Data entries
────────────────────
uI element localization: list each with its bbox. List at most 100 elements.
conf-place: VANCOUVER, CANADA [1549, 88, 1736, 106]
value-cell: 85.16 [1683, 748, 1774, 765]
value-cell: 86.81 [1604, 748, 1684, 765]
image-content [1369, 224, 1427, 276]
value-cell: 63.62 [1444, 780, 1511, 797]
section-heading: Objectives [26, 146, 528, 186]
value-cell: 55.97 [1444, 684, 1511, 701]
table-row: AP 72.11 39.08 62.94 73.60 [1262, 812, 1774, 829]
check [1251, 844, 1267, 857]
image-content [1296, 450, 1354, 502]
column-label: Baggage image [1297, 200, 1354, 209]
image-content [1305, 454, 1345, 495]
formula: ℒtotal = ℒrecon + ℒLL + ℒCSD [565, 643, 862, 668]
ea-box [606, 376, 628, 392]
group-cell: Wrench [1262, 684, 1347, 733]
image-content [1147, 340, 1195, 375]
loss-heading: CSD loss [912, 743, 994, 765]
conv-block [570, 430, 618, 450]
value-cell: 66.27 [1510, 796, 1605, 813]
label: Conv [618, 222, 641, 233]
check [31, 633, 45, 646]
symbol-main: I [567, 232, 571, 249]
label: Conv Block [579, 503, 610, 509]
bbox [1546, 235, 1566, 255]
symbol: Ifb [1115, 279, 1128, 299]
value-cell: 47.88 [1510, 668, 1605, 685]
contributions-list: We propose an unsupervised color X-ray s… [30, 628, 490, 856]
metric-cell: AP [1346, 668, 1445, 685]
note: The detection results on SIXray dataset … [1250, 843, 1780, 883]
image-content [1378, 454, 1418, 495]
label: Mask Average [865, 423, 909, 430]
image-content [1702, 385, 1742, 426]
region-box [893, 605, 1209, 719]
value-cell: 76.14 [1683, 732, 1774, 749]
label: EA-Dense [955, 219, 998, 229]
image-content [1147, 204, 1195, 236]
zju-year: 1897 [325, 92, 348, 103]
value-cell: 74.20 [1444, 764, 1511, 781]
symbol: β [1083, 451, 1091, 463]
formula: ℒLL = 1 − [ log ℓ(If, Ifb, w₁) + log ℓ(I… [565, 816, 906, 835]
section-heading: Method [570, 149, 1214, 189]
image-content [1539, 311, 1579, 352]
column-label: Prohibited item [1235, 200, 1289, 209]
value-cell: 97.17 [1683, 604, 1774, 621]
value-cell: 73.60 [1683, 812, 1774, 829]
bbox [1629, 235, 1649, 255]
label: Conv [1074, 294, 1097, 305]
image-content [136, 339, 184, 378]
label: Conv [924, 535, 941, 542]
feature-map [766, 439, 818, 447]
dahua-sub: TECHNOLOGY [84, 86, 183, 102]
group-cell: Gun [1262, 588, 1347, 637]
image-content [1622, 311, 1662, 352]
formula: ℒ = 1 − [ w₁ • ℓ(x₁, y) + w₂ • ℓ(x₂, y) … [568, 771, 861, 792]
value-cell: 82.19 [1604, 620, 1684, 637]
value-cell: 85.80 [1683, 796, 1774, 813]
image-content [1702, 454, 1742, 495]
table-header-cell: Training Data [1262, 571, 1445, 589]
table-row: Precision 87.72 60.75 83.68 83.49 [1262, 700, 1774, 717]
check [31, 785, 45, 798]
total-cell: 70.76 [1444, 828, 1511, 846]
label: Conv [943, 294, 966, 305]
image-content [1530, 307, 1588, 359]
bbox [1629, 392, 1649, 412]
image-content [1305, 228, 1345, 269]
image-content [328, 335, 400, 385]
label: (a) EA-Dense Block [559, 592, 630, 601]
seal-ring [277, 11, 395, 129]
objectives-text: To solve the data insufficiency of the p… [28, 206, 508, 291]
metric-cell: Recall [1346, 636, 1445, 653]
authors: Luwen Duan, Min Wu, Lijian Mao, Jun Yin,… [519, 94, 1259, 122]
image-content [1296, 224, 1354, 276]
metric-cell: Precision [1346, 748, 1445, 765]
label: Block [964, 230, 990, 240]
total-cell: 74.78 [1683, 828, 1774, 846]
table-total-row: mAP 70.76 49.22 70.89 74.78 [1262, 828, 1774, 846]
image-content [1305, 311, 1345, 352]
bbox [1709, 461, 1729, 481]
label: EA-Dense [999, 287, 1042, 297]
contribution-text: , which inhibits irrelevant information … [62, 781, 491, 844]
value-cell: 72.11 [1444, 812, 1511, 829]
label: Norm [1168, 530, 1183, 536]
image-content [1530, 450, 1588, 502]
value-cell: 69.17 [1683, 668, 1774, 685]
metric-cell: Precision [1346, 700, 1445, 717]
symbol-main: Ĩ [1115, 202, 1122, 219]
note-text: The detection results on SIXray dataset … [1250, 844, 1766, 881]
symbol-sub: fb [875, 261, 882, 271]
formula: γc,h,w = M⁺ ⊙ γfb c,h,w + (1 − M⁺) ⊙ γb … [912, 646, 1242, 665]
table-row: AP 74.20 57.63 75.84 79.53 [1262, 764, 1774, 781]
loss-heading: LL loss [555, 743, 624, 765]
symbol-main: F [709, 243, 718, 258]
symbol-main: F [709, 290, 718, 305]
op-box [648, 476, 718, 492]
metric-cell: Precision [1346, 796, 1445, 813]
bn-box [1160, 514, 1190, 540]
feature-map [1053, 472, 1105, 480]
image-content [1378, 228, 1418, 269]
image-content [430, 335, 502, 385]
────────────────────
* SET PROBLEM *
Copy every row above word for word, leaving nothing out and changing nothing.

* WORKED SOLUTION *
uI element localization: list each with its bbox. List at most 100 elements.
conf-place: VANCOUVER, CANADA [1549, 88, 1736, 106]
value-cell: 85.16 [1683, 748, 1774, 765]
value-cell: 86.81 [1604, 748, 1684, 765]
image-content [1369, 224, 1427, 276]
value-cell: 63.62 [1444, 780, 1511, 797]
section-heading: Objectives [26, 146, 528, 186]
value-cell: 55.97 [1444, 684, 1511, 701]
table-row: AP 72.11 39.08 62.94 73.60 [1262, 812, 1774, 829]
check [1251, 844, 1267, 857]
image-content [1296, 450, 1354, 502]
column-label: Baggage image [1297, 200, 1354, 209]
image-content [1305, 454, 1345, 495]
formula: ℒtotal = ℒrecon + ℒLL + ℒCSD [565, 643, 862, 668]
ea-box [606, 376, 628, 392]
group-cell: Wrench [1262, 684, 1347, 733]
image-content [1147, 340, 1195, 375]
loss-heading: CSD loss [912, 743, 994, 765]
conv-block [570, 430, 618, 450]
value-cell: 66.27 [1510, 796, 1605, 813]
label: Conv [618, 222, 641, 233]
check [31, 633, 45, 646]
symbol-main: I [567, 232, 571, 249]
label: Conv Block [579, 503, 610, 509]
bbox [1546, 235, 1566, 255]
symbol: Ifb [1115, 279, 1128, 299]
value-cell: 47.88 [1510, 668, 1605, 685]
contributions-list: We propose an unsupervised color X-ray s… [30, 628, 490, 856]
metric-cell: AP [1346, 668, 1445, 685]
note: The detection results on SIXray dataset … [1250, 843, 1780, 883]
image-content [1378, 454, 1418, 495]
label: Mask Average [865, 423, 909, 430]
image-content [1702, 385, 1742, 426]
region-box [893, 605, 1209, 719]
value-cell: 76.14 [1683, 732, 1774, 749]
label: EA-Dense [955, 219, 998, 229]
image-content [1147, 204, 1195, 236]
zju-year: 1897 [325, 92, 348, 103]
value-cell: 74.20 [1444, 764, 1511, 781]
symbol: β [1083, 451, 1091, 463]
formula: ℒLL = 1 − [ log ℓ(If, Ifb, w₁) + log ℓ(I… [565, 816, 906, 835]
section-heading: Method [570, 149, 1214, 189]
image-content [1539, 311, 1579, 352]
column-label: Prohibited item [1235, 200, 1289, 209]
value-cell: 97.17 [1683, 604, 1774, 621]
value-cell: 73.60 [1683, 812, 1774, 829]
bbox [1629, 235, 1649, 255]
label: Conv [1074, 294, 1097, 305]
image-content [136, 339, 184, 378]
label: Conv [924, 535, 941, 542]
feature-map [766, 439, 818, 447]
dahua-sub: TECHNOLOGY [84, 86, 183, 102]
group-cell: Gun [1262, 588, 1347, 637]
image-content [1622, 311, 1662, 352]
formula: ℒ = 1 − [ w₁ • ℓ(x₁, y) + w₂ • ℓ(x₂, y) … [568, 771, 861, 792]
value-cell: 82.19 [1604, 620, 1684, 637]
value-cell: 85.80 [1683, 796, 1774, 813]
image-content [1702, 454, 1742, 495]
table-header-cell: Training Data [1262, 571, 1445, 589]
table-row: Precision 87.72 60.75 83.68 83.49 [1262, 700, 1774, 717]
check [31, 785, 45, 798]
total-cell: 70.76 [1444, 828, 1511, 846]
label: Conv [943, 294, 966, 305]
image-content [1530, 307, 1588, 359]
bbox [1629, 392, 1649, 412]
image-content [1305, 228, 1345, 269]
image-content [328, 335, 400, 385]
label: (a) EA-Dense Block [559, 592, 630, 601]
seal-ring [277, 11, 395, 129]
objectives-text: To solve the data insufficiency of the p… [28, 206, 508, 291]
metric-cell: Recall [1346, 636, 1445, 653]
authors: Luwen Duan, Min Wu, Lijian Mao, Jun Yin,… [519, 94, 1259, 122]
image-content [1296, 224, 1354, 276]
metric-cell: Precision [1346, 748, 1445, 765]
label: Block [964, 230, 990, 240]
total-cell: 74.78 [1683, 828, 1774, 846]
table-total-row: mAP 70.76 49.22 70.89 74.78 [1262, 828, 1774, 846]
image-content [1305, 311, 1345, 352]
bbox [1709, 461, 1729, 481]
label: EA-Dense [999, 287, 1042, 297]
contribution-text: , which inhibits irrelevant information … [62, 781, 491, 844]
value-cell: 72.11 [1444, 812, 1511, 829]
label: Norm [1168, 530, 1183, 536]
image-content [1530, 450, 1588, 502]
value-cell: 69.17 [1683, 668, 1774, 685]
metric-cell: Precision [1346, 700, 1445, 717]
symbol-main: Ĩ [1115, 202, 1122, 219]
note-text: The detection results on SIXray dataset … [1250, 844, 1766, 881]
symbol-sub: fb [875, 261, 882, 271]
formula: γc,h,w = M⁺ ⊙ γfb c,h,w + (1 − M⁺) ⊙ γb … [912, 646, 1242, 665]
table-row: AP 74.20 57.63 75.84 79.53 [1262, 764, 1774, 781]
loss-heading: LL loss [555, 743, 624, 765]
symbol-main: F [709, 243, 718, 258]
symbol-main: F [709, 290, 718, 305]
op-box [648, 476, 718, 492]
metric-cell: Precision [1346, 796, 1445, 813]
bn-box [1160, 514, 1190, 540]
feature-map [1053, 472, 1105, 480]
image-content [1378, 228, 1418, 269]
image-content [430, 335, 502, 385]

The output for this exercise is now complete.